GOAL — Lines containing the word "through" are the ones to copy from the records below.

GIVEN ENTRIES —
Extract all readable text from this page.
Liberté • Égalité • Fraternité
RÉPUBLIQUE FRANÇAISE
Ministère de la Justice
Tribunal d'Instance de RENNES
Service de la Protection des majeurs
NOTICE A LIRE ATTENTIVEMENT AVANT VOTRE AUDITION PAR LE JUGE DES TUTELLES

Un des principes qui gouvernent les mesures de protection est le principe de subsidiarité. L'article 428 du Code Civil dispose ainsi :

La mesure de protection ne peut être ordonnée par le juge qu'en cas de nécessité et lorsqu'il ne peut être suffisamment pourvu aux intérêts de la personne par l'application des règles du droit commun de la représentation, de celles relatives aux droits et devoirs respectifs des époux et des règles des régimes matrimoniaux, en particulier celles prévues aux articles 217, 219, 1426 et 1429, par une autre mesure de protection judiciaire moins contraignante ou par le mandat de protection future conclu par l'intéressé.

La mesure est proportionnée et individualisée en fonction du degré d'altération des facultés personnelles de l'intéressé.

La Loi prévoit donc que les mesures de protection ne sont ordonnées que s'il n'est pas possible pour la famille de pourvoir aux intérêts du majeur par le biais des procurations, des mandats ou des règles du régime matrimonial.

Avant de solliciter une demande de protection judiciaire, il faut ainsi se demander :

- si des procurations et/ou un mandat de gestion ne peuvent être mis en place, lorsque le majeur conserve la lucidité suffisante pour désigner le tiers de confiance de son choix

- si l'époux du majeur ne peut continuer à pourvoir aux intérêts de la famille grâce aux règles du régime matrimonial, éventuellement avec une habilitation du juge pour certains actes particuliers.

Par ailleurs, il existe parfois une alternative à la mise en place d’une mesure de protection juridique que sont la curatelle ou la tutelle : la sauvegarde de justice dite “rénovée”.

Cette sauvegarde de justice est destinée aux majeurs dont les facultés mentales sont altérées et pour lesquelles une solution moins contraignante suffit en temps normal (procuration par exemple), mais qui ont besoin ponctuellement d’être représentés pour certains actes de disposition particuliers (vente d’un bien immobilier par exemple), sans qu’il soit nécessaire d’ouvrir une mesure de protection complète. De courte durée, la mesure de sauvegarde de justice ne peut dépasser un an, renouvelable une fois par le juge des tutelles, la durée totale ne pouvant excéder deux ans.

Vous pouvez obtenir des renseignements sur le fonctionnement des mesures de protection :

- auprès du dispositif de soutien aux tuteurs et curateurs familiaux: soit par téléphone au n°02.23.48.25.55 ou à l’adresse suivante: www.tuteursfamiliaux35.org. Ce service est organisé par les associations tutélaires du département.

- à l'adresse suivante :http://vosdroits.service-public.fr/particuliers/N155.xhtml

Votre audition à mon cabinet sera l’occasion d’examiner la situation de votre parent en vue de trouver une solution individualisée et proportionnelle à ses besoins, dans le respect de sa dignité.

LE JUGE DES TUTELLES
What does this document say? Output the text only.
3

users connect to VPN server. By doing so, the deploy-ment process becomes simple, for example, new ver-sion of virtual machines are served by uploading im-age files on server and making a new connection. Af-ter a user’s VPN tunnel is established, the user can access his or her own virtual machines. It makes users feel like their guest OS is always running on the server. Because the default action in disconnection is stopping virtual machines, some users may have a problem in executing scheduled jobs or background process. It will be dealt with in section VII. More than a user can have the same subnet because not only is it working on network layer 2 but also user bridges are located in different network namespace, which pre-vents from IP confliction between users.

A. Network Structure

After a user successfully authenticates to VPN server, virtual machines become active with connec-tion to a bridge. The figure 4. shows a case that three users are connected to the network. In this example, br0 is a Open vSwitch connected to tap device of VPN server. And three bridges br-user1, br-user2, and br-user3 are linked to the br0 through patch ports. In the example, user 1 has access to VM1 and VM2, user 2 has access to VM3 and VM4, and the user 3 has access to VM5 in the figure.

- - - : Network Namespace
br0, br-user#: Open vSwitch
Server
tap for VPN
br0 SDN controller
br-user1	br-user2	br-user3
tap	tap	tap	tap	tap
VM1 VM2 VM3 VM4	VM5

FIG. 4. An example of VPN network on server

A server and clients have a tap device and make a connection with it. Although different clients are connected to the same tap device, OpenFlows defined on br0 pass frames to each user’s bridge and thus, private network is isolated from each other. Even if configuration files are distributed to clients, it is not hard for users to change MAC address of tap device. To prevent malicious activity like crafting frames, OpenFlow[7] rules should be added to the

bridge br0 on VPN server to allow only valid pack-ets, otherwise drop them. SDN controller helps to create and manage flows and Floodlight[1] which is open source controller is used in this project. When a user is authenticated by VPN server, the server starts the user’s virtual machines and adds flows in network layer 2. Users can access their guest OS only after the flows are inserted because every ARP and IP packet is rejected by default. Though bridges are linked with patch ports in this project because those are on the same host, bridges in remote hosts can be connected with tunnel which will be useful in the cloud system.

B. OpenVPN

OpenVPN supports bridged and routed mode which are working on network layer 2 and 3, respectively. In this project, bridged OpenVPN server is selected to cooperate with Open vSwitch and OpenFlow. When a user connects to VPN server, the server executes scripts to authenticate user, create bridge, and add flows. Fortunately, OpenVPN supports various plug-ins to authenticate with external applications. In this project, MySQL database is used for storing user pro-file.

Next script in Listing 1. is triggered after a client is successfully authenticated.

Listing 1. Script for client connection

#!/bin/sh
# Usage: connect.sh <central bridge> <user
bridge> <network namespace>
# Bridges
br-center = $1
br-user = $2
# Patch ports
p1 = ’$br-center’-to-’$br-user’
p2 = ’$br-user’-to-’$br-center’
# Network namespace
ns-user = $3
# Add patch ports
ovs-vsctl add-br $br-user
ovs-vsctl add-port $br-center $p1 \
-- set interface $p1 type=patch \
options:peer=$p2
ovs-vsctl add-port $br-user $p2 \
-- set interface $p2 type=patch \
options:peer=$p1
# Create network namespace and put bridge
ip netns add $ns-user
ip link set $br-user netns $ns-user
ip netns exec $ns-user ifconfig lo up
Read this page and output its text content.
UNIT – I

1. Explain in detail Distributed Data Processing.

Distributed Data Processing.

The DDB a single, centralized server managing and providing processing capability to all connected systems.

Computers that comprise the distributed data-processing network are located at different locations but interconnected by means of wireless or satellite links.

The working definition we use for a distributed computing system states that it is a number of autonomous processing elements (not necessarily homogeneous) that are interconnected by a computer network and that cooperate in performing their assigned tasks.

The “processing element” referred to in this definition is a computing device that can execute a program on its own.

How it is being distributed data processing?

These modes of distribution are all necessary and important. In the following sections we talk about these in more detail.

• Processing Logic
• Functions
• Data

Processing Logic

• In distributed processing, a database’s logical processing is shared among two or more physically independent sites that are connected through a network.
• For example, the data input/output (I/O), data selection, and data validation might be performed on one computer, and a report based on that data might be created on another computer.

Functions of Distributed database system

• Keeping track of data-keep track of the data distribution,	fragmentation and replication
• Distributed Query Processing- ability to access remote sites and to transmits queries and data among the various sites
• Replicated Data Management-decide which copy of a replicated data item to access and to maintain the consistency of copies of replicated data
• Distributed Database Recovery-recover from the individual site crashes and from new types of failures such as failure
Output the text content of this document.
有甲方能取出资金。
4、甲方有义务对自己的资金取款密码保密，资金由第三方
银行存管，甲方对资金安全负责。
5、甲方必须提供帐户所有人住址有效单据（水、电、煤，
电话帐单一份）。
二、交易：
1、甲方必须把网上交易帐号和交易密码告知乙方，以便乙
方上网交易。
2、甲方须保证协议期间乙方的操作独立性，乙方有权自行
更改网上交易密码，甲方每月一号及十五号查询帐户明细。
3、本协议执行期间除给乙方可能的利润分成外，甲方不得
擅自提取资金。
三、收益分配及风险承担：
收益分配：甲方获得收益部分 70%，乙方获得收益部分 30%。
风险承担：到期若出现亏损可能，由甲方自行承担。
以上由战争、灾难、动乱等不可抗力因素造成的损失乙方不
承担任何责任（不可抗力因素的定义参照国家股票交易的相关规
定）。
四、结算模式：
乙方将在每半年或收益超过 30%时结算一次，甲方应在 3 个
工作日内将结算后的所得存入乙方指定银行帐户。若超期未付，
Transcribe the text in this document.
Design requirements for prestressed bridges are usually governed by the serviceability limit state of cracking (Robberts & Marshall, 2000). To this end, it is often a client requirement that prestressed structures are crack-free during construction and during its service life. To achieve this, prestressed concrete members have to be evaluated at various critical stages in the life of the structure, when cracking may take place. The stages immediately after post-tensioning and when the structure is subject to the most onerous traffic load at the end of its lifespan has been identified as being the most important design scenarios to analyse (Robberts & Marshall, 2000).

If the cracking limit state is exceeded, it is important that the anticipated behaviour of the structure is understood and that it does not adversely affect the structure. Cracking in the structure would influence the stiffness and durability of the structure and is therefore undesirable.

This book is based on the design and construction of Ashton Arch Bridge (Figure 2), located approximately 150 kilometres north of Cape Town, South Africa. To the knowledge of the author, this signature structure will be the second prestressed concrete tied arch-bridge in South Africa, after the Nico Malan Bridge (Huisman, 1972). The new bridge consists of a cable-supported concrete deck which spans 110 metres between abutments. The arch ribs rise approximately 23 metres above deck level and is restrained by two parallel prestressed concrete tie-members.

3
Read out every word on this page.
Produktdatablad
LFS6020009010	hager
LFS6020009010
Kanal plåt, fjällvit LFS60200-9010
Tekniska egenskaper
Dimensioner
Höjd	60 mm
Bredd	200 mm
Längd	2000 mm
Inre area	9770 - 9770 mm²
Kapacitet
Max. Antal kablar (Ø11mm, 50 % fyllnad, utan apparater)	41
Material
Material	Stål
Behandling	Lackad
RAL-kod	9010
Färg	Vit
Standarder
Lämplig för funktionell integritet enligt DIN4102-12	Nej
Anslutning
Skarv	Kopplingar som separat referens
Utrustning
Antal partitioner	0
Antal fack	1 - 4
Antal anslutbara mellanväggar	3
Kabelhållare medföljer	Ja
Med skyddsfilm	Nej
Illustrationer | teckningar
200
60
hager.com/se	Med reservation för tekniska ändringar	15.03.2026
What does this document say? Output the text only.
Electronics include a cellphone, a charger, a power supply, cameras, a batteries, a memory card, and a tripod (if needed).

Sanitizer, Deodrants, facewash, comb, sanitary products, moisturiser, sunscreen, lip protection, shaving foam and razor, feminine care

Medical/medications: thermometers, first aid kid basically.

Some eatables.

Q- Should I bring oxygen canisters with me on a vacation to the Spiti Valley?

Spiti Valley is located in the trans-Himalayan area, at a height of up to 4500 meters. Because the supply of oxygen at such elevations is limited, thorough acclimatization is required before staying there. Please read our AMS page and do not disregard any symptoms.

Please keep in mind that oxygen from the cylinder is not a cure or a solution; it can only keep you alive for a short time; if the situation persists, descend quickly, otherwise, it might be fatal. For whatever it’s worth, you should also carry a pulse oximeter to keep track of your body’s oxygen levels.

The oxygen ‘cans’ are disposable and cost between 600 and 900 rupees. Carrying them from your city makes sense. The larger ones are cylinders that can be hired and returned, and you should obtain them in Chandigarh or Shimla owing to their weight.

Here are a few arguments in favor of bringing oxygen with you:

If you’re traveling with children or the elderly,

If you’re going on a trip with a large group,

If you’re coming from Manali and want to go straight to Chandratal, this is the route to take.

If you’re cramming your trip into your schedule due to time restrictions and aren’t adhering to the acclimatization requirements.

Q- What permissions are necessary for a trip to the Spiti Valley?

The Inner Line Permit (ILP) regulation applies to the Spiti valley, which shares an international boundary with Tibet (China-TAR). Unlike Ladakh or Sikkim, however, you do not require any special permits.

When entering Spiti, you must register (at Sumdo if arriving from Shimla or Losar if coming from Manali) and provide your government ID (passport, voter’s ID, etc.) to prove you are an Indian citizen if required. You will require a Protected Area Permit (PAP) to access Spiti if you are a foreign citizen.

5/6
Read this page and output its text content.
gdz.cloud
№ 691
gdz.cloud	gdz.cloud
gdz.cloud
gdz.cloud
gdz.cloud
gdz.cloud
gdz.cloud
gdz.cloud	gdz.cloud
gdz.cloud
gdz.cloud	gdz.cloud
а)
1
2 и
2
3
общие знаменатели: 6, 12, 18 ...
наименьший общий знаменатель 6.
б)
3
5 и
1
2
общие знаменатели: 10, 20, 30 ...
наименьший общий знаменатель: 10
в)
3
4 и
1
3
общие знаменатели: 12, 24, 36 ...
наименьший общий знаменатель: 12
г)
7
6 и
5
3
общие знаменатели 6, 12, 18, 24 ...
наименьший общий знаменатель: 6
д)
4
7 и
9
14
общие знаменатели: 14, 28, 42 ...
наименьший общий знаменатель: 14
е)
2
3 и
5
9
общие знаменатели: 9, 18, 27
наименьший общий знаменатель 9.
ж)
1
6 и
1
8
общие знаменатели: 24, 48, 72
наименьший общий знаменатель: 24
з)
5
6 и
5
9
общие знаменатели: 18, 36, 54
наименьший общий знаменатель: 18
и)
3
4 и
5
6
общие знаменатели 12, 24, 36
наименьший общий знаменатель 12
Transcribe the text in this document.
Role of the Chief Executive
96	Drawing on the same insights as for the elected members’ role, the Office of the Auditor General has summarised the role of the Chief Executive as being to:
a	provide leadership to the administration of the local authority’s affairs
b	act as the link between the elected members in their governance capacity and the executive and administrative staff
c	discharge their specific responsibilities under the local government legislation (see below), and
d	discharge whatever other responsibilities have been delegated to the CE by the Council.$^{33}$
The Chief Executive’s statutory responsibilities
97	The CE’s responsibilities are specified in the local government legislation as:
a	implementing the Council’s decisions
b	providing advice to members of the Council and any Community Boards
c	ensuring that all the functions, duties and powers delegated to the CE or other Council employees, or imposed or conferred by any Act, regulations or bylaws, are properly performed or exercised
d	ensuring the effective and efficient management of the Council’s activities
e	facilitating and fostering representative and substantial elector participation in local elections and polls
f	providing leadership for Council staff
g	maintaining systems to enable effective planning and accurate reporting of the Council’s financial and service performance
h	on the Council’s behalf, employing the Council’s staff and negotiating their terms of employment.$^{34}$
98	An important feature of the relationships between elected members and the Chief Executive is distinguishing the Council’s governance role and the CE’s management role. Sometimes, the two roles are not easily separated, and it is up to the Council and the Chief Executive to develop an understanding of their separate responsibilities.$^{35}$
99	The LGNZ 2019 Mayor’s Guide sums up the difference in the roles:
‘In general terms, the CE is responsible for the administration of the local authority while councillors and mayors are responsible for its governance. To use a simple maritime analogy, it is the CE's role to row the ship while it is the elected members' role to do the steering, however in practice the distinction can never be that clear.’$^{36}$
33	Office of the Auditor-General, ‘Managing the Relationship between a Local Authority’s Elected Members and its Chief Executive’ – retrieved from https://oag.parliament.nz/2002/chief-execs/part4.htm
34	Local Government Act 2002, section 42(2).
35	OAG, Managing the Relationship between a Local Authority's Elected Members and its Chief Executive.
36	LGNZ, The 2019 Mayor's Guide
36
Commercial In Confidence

EXERCISE ANSWER —
After a user successfully authenticates to VPN server, virtual machines become active with connec-tion to a bridge. The figure 4. shows a case that three users are connected to the network. In this example, br0 is a Open vSwitch connected to tap device of VPN server. And three bridges br-user1, br-user2, and br-user3 are linked to the br0 through patch ports. In the example, user 1 has access to VM1 and VM2, user 2 has access to VM3 and VM4, and the user 3 has access to VM5 in the figure.
• In distributed processing, a database’s logical processing is shared among two or more physically independent sites that are connected through a network.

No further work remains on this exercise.